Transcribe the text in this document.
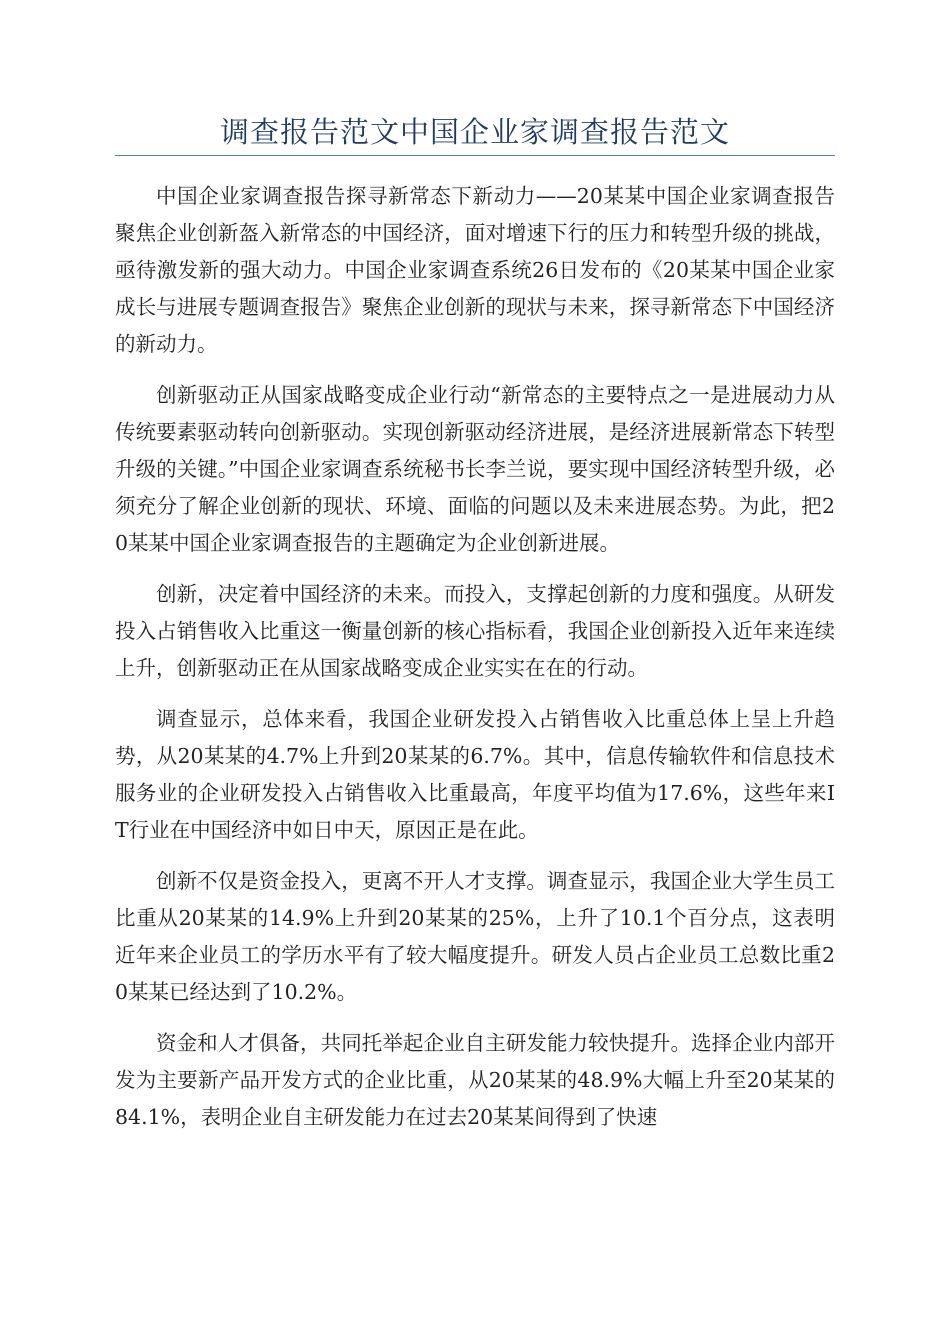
调查报告范文中国企业家调查报告范文

中国企业家调查报告探寻新常态下新动力——20某某中国企业家调查报告聚焦企业创新盔入新常态的中国经济，面对增速下行的压力和转型升级的挑战，亟待激发新的强大动力。中国企业家调查系统26日发布的《20某某中国企业家成长与进展专题调查报告》聚焦企业创新的现状与未来，探寻新常态下中国经济的新动力。

创新驱动正从国家战略变成企业行动“新常态的主要特点之一是进展动力从传统要素驱动转向创新驱动。实现创新驱动经济进展，是经济进展新常态下转型升级的关键。”中国企业家调查系统秘书长李兰说，要实现中国经济转型升级，必须充分了解企业创新的现状、环境、面临的问题以及未来进展态势。为此，把20某某中国企业家调查报告的主题确定为企业创新进展。

创新，决定着中国经济的未来。而投入，支撑起创新的力度和强度。从研发投入占销售收入比重这一衡量创新的核心指标看，我国企业创新投入近年来连续上升，创新驱动正在从国家战略变成企业实实在在的行动。

调查显示，总体来看，我国企业研发投入占销售收入比重总体上呈上升趋势，从20某某的4.7%上升到20某某的6.7%。其中，信息传输软件和信息技术服务业的企业研发投入占销售收入比重最高，年度平均值为17.6%，这些年来IT行业在中国经济中如日中天，原因正是在此。

创新不仅是资金投入，更离不开人才支撑。调查显示，我国企业大学生员工比重从20某某的14.9%上升到20某某的25%，上升了10.1个百分点，这表明近年来企业员工的学历水平有了较大幅度提升。研发人员占企业员工总数比重20某某已经达到了10.2%。

资金和人才俱备，共同托举起企业自主研发能力较快提升。选择企业内部开发为主要新产品开发方式的企业比重，从20某某的48.9%大幅上升至20某某的84.1%，表明企业自主研发能力在过去20某某间得到了快速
○ ○ ○ ○
Instruction:
Quote the data exactly, leaving every image out of the copy.

Correct result:
Transcribe the text in this document.
调查报告范文中国企业家调查报告范文

中国企业家调查报告探寻新常态下新动力——20某某中国企业家调查报告聚焦企业创新盔入新常态的中国经济，面对增速下行的压力和转型升级的挑战，亟待激发新的强大动力。中国企业家调查系统26日发布的《20某某中国企业家成长与进展专题调查报告》聚焦企业创新的现状与未来，探寻新常态下中国经济的新动力。

创新驱动正从国家战略变成企业行动“新常态的主要特点之一是进展动力从传统要素驱动转向创新驱动。实现创新驱动经济进展，是经济进展新常态下转型升级的关键。”中国企业家调查系统秘书长李兰说，要实现中国经济转型升级，必须充分了解企业创新的现状、环境、面临的问题以及未来进展态势。为此，把20某某中国企业家调查报告的主题确定为企业创新进展。

创新，决定着中国经济的未来。而投入，支撑起创新的力度和强度。从研发投入占销售收入比重这一衡量创新的核心指标看，我国企业创新投入近年来连续上升，创新驱动正在从国家战略变成企业实实在在的行动。

调查显示，总体来看，我国企业研发投入占销售收入比重总体上呈上升趋势，从20某某的4.7%上升到20某某的6.7%。其中，信息传输软件和信息技术服务业的企业研发投入占销售收入比重最高，年度平均值为17.6%，这些年来IT行业在中国经济中如日中天，原因正是在此。

创新不仅是资金投入，更离不开人才支撑。调查显示，我国企业大学生员工比重从20某某的14.9%上升到20某某的25%，上升了10.1个百分点，这表明近年来企业员工的学历水平有了较大幅度提升。研发人员占企业员工总数比重20某某已经达到了10.2%。

资金和人才俱备，共同托举起企业自主研发能力较快提升。选择企业内部开发为主要新产品开发方式的企业比重，从20某某的48.9%大幅上升至20某某的84.1%，表明企业自主研发能力在过去20某某间得到了快速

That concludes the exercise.